DIRECTIONS FOR THIS TASK -> Keep every line where the word "Fringe" appears; drop the rest.

PROVIDED MATERIAL ->
**********

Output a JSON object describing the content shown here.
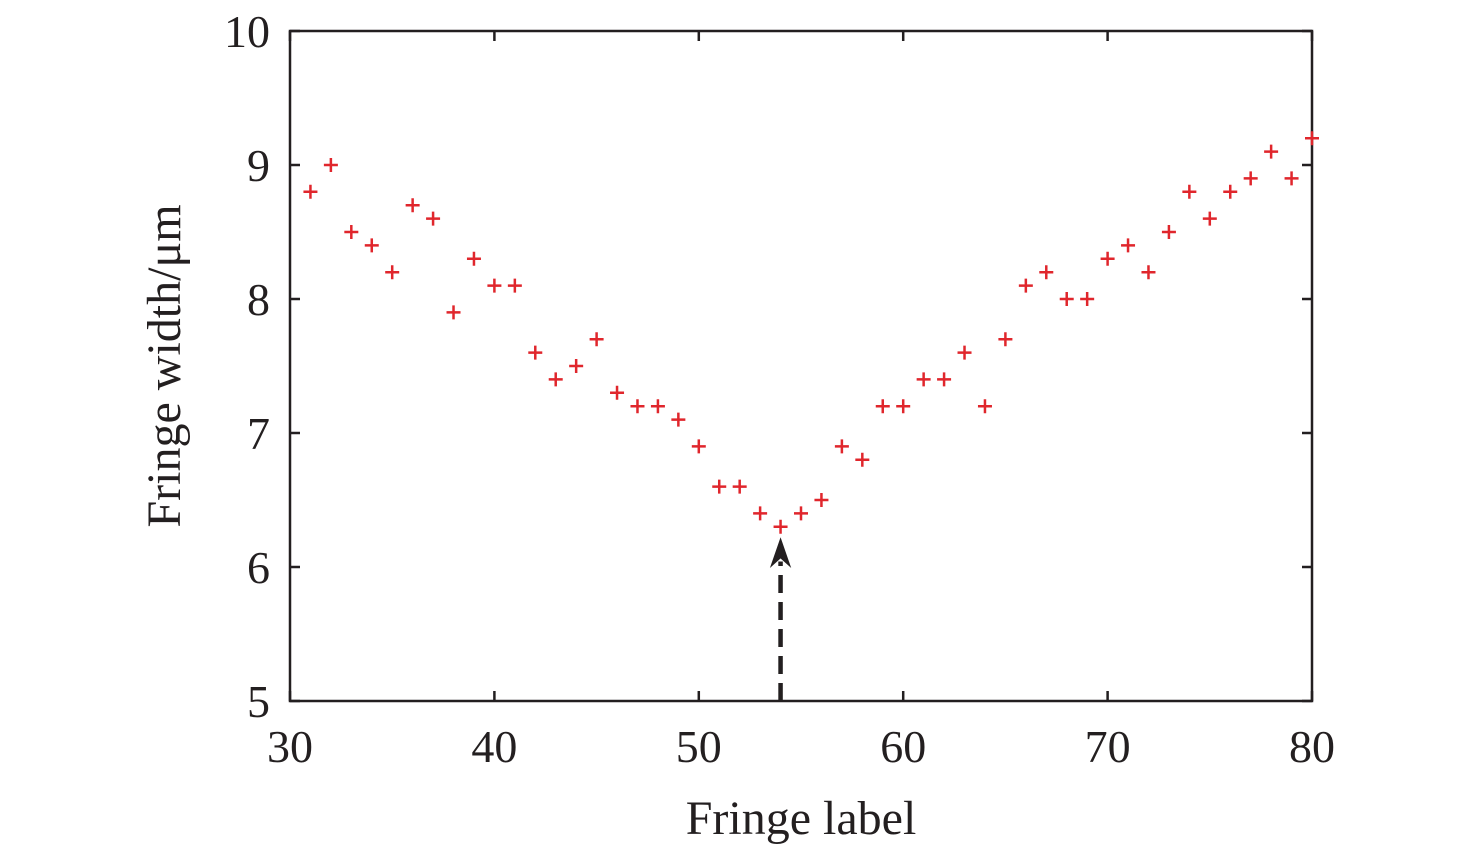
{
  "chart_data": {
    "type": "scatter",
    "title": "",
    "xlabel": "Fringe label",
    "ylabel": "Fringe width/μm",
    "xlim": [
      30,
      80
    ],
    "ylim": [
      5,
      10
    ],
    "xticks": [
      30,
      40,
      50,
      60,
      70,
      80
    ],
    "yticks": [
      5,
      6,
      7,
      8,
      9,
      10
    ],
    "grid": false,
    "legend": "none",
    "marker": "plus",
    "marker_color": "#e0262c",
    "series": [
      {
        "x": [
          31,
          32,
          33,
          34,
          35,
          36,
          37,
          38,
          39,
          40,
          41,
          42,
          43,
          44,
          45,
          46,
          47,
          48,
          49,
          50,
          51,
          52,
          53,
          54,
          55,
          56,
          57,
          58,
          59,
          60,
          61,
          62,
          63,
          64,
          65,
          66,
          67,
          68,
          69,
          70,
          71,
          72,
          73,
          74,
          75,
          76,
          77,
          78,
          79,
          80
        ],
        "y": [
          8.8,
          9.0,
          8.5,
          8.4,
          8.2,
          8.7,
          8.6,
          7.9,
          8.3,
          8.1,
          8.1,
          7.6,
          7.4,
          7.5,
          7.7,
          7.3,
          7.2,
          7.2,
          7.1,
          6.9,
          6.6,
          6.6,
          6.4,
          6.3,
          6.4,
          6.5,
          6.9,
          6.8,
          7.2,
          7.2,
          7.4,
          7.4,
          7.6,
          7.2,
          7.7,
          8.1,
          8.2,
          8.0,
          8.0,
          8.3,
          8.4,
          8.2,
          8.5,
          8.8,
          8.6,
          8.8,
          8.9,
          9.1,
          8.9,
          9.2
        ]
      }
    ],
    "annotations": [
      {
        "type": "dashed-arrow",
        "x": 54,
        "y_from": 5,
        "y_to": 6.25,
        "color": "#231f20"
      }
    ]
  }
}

**********

THE OUTPUT ->
    "xlabel": "Fringe label",
    "ylabel": "Fringe width/μm",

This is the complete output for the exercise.